*EXCERPT*.
* BEGIN *
Why is the format used a "19th century or 21st century of what we think they should have done"? I agree that de jure post facto peers should generally not be described by titles they were never known by in their life times. But that's not what we're talking about here. I have to say, I am completely unclear about what your point even is here. You seem to be all over the map about this. By way of reference, I will here insert my discussion of what I think we should do, and why:

  1. To give the full names of peers in succession boxes is both unnecessary and ugly. It is unnecessary because in most cases these people are known as "Lord X", and nobody really knows their first names, surnames, or ordinals, and because, in most cases, it is fairly obvious what individual is meant. It is ugly because the full form is very long, succession boxes are small, and forms of names with commas and ordinals and unfamiliar surnames are usually going to confuse and to delay a person from realizing what individual is meant, since they have to wade through a bunch of information before they get to the "Palmerston"
  2. The form "The Duke of X" or "The Earl of Y" or "The Lord Z" are all perfectly correct ways of referring to the person for the time they held that title. For time before (or after) they hold a given title, we do not use these forms. Similarly, the forms "Earl A," "Viscount B," and "Lord C," are also perfectly correct, and more convenient to use for peers without an "of" in their title.
  3. As such, I propose we continue the current format of listing peers in succession boxes under their peerage title. I would propose, on the basis of point 2 above, that for peers without an "of" in their title, we do not include "The" in succession boxes.
  4. Another problem arises on occasions where a peer is preceded and succeeded in an office by different men bearing the same title, or, alternately, when a peer is preceded in an office by his predecessor in a title. In such cases, as Septentrionalis suggests below, I think we should include the ordinal. I would not object strongly to including the ordinal in all cases as a compromise, but I don't think it is necessary in most cases.
  5. There are occasional cases that are more complicated, such as a courtesy peer being succeeded in an office by his successor as courtesy peer. This happens sometimes with Commons seats, for instance. As courtesy peers don't have ordinals, I'm not sure the best way to deal with this, and perhaps it ought to be discussed.

Perhaps Wjhonson can now propose his favored solution, and the rationales behind it, in a clear manner. john k 21:34, 5 February 2007 (UTC)

Sure, my preference is to use their full article names. That is clear, accurate, informative and not confusing. It matches exactly to standard practice on other pages. I don't find it unaesthetic. I would also mention, in contrast to the claims that this is the common usage, that on genealogical chats and email lists nobody uses a form like "Lord X" since no one would know who they were talking about without the full name of the person. Wjhonson 07:06, 6 February 2007 (UTC)
Wjohnson's preference would appear to be 9to pick an example from Edward Seymour, 1st Earl of Hertford :
Preceded by
Henry Herbert, 2nd Earl of Pembroke
Lord Lieutenant of Wiltshire
Succeeded by
William Herbert, 3rd Earl of Pembroke
This is not contemporary usage; the 2nd Earl of Pembroke was called Henry, Earl of Pembroke or Pembroke, without the Herbert or the 2nd; those are modern conveniences.
* END *
*SET OF TASKS*.
**A)** Answer these questions about the discussion:
(i) In point 3, what word does the writer propose leaving out of succession boxes for peers without an "of" in their title?
(ii) What does Wjhonson say is his preference?
(iii) What office appears in the example succession box taken from Edward Seymour, 1st Earl of Hertford?
**B)** Reproduce word for word the part of the discussion starting with "4. Another problem" and going on through "in most cases.".
The listing has no connection to the discussion above.

*AVAILABLE DATA*.
* BEGIN *
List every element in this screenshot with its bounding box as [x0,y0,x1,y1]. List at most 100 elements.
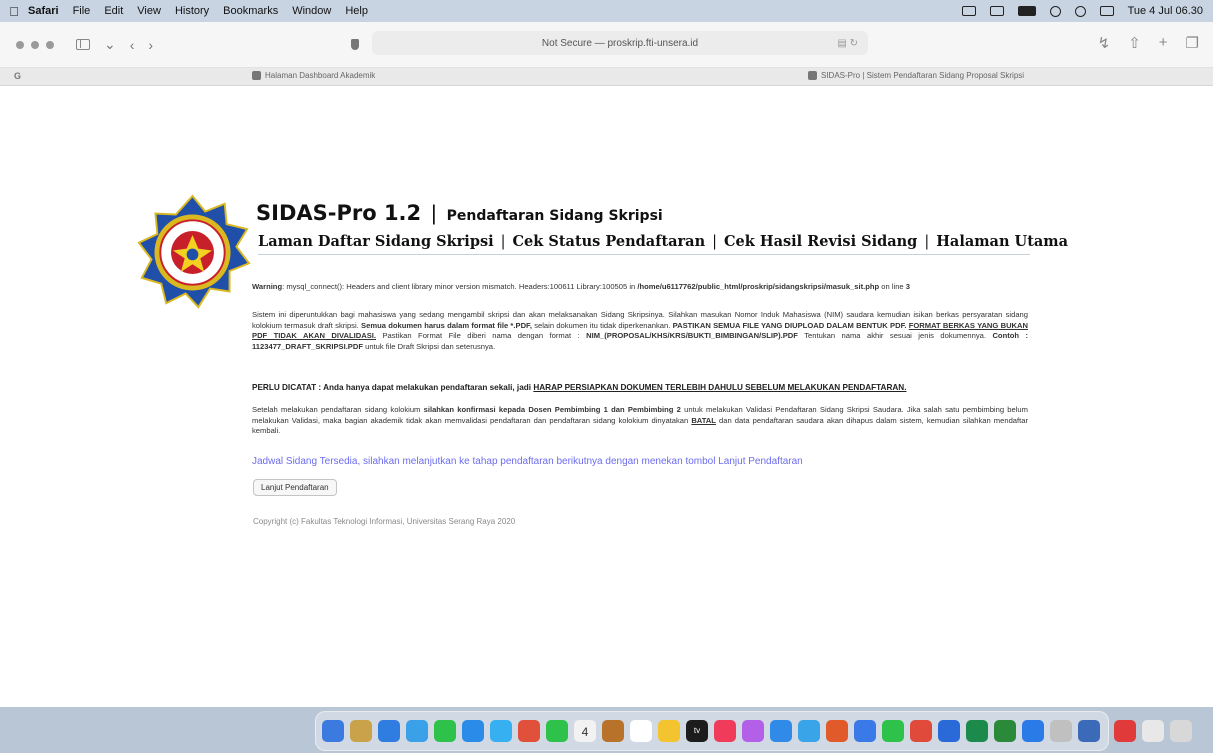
* END *
*PER-TASK ANSWERS*.
**A)**
(i) "The"
(ii) Using their full article names
(iii) Lord Lieutenant of Wiltshire

**B)**
4. Another problem arises on occasions where a peer is preceded and succeeded in an office by different men bearing the same title, or, alternately, when a peer is preceded in an office by his predecessor in a title. In such cases, as Septentrionalis suggests below, I think we should include the ordinal. I would not object strongly to including the ordinal in all cases as a compromise, but I don't think it is necessary in most cases.